**Stated problem:** Will you print the material below without altering a single character?

**Data extract:**
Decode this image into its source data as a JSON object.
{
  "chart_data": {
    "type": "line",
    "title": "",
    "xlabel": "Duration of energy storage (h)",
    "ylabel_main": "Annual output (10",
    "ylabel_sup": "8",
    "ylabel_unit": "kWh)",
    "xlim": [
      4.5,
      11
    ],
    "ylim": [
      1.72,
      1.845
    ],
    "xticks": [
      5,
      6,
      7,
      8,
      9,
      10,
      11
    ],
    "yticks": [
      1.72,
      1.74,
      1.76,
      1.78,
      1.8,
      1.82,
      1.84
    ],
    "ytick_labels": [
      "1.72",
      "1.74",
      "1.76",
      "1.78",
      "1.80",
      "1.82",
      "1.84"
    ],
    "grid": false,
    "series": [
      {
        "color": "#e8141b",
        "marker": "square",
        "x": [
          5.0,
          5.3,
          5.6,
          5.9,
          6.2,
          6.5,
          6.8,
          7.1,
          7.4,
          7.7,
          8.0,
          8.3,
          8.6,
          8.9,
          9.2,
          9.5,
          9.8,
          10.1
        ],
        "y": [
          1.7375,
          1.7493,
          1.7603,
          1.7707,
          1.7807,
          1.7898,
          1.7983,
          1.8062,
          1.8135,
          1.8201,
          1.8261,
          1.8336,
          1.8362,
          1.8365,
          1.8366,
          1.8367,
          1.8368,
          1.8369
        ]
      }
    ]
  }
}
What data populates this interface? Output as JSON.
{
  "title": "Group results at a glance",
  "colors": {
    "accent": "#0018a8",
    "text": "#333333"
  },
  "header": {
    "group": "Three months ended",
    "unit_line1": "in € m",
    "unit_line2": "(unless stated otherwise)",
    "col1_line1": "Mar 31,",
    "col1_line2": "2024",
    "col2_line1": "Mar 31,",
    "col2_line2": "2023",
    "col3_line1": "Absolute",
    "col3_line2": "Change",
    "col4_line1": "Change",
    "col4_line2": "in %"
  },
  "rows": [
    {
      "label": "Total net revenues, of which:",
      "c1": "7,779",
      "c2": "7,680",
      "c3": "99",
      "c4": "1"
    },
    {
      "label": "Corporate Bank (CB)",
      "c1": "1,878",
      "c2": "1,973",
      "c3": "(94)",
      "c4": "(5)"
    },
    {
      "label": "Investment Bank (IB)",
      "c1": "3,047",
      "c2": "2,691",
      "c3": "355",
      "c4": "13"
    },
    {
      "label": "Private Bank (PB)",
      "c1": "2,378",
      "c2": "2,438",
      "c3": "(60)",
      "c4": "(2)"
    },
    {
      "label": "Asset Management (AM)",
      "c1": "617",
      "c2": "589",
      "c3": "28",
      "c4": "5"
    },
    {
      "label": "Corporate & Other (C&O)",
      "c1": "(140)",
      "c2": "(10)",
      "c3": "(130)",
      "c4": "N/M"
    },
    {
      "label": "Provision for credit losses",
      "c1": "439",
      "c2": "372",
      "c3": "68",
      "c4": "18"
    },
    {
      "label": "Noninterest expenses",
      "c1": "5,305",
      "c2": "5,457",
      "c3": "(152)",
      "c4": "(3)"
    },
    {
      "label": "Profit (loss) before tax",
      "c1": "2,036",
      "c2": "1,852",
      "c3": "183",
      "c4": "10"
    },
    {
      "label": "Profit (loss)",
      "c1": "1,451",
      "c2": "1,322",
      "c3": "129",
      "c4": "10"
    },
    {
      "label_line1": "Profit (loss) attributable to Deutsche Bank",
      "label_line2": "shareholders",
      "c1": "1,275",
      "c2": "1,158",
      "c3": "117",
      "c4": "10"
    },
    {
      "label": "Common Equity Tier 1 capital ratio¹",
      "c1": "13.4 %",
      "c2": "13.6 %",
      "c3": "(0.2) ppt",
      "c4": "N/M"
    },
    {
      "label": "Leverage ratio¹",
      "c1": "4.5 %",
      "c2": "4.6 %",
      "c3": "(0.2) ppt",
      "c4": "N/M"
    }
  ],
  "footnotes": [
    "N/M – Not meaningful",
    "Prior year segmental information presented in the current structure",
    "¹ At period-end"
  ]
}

**Output below:**
Decode this image into its source data as a JSON object.
{
  "chart_data": {
    "type": "line",
    "title": "",
    "xlabel": "Duration of energy storage (h)",
    "ylabel_main": "Annual output (10",
    "ylabel_sup": "8",
    "ylabel_unit": "kWh)",
    "xlim": [
      4.5,
      11
    ],
    "ylim": [
      1.72,
      1.845
    ],
    "xticks": [
      5,
      6,
      7,
      8,
      9,
      10,
      11
    ],
    "yticks": [
      1.72,
      1.74,
      1.76,
      1.78,
      1.8,
      1.82,
      1.84
    ],
    "ytick_labels": [
      "1.72",
      "1.74",
      "1.76",
      "1.78",
      "1.80",
      "1.82",
      "1.84"
    ],
    "grid": false,
    "series": [
      {
        "color": "#e8141b",
        "marker": "square",
        "x": [
          5.0,
          5.3,
          5.6,
          5.9,
          6.2,
          6.5,
          6.8,
          7.1,
          7.4,
          7.7,
          8.0,
          8.3,
          8.6,
          8.9,
          9.2,
          9.5,
          9.8,
          10.1
        ],
        "y": [
          1.7375,
          1.7493,
          1.7603,
          1.7707,
          1.7807,
          1.7898,
          1.7983,
          1.8062,
          1.8135,
          1.8201,
          1.8261,
          1.8336,
          1.8362,
          1.8365,
          1.8366,
          1.8367,
          1.8368,
          1.8369
        ]
      }
    ]
  }
}
What data populates this interface? Output as JSON.
{
  "title": "Group results at a glance",
  "colors": {
    "accent": "#0018a8",
    "text": "#333333"
  },
  "header": {
    "group": "Three months ended",
    "unit_line1": "in € m",
    "unit_line2": "(unless stated otherwise)",
    "col1_line1": "Mar 31,",
    "col1_line2": "2024",
    "col2_line1": "Mar 31,",
    "col2_line2": "2023",
    "col3_line1": "Absolute",
    "col3_line2": "Change",
    "col4_line1": "Change",
    "col4_line2": "in %"
  },
  "rows": [
    {
      "label": "Total net revenues, of which:",
      "c1": "7,779",
      "c2": "7,680",
      "c3": "99",
      "c4": "1"
    },
    {
      "label": "Corporate Bank (CB)",
      "c1": "1,878",
      "c2": "1,973",
      "c3": "(94)",
      "c4": "(5)"
    },
    {
      "label": "Investment Bank (IB)",
      "c1": "3,047",
      "c2": "2,691",
      "c3": "355",
      "c4": "13"
    },
    {
      "label": "Private Bank (PB)",
      "c1": "2,378",
      "c2": "2,438",
      "c3": "(60)",
      "c4": "(2)"
    },
    {
      "label": "Asset Management (AM)",
      "c1": "617",
      "c2": "589",
      "c3": "28",
      "c4": "5"
    },
    {
      "label": "Corporate & Other (C&O)",
      "c1": "(140)",
      "c2": "(10)",
      "c3": "(130)",
      "c4": "N/M"
    },
    {
      "label": "Provision for credit losses",
      "c1": "439",
      "c2": "372",
      "c3": "68",
      "c4": "18"
    },
    {
      "label": "Noninterest expenses",
      "c1": "5,305",
      "c2": "5,457",
      "c3": "(152)",
      "c4": "(3)"
    },
    {
      "label": "Profit (loss) before tax",
      "c1": "2,036",
      "c2": "1,852",
      "c3": "183",
      "c4": "10"
    },
    {
      "label": "Profit (loss)",
      "c1": "1,451",
      "c2": "1,322",
      "c3": "129",
      "c4": "10"
    },
    {
      "label_line1": "Profit (loss) attributable to Deutsche Bank",
      "label_line2": "shareholders",
      "c1": "1,275",
      "c2": "1,158",
      "c3": "117",
      "c4": "10"
    },
    {
      "label": "Common Equity Tier 1 capital ratio¹",
      "c1": "13.4 %",
      "c2": "13.6 %",
      "c3": "(0.2) ppt",
      "c4": "N/M"
    },
    {
      "label": "Leverage ratio¹",
      "c1": "4.5 %",
      "c2": "4.6 %",
      "c3": "(0.2) ppt",
      "c4": "N/M"
    }
  ],
  "footnotes": [
    "N/M – Not meaningful",
    "Prior year segmental information presented in the current structure",
    "¹ At period-end"
  ]
}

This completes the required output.